## Begin

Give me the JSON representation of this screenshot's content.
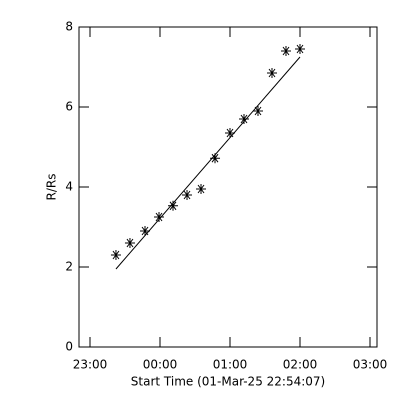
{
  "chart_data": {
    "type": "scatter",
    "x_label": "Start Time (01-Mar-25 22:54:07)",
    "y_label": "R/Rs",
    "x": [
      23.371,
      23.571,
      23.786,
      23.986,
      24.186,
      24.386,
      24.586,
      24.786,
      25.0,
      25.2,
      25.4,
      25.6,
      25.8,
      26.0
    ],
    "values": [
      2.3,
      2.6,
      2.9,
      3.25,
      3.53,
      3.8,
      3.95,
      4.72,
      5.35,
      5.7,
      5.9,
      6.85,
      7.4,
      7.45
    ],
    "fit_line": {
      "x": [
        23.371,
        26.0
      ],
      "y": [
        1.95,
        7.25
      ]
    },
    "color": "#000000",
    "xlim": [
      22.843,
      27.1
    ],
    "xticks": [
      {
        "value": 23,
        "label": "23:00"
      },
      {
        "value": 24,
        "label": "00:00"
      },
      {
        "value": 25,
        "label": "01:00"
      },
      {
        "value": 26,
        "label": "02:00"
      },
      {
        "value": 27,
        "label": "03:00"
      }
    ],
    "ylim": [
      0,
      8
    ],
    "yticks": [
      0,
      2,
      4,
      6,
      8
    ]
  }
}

## End

Transcribe all of the material exactly, leaving out whatever pictures it contains.

> **Expected answer**
Give me the JSON representation of this screenshot's content.
{
  "chart_data": {
    "type": "scatter",
    "x_label": "Start Time (01-Mar-25 22:54:07)",
    "y_label": "R/Rs",
    "x": [
      23.371,
      23.571,
      23.786,
      23.986,
      24.186,
      24.386,
      24.586,
      24.786,
      25.0,
      25.2,
      25.4,
      25.6,
      25.8,
      26.0
    ],
    "values": [
      2.3,
      2.6,
      2.9,
      3.25,
      3.53,
      3.8,
      3.95,
      4.72,
      5.35,
      5.7,
      5.9,
      6.85,
      7.4,
      7.45
    ],
    "fit_line": {
      "x": [
        23.371,
        26.0
      ],
      "y": [
        1.95,
        7.25
      ]
    },
    "color": "#000000",
    "xlim": [
      22.843,
      27.1
    ],
    "xticks": [
      {
        "value": 23,
        "label": "23:00"
      },
      {
        "value": 24,
        "label": "00:00"
      },
      {
        "value": 25,
        "label": "01:00"
      },
      {
        "value": 26,
        "label": "02:00"
      },
      {
        "value": 27,
        "label": "03:00"
      }
    ],
    "ylim": [
      0,
      8
    ],
    "yticks": [
      0,
      2,
      4,
      6,
      8
    ]
  }
}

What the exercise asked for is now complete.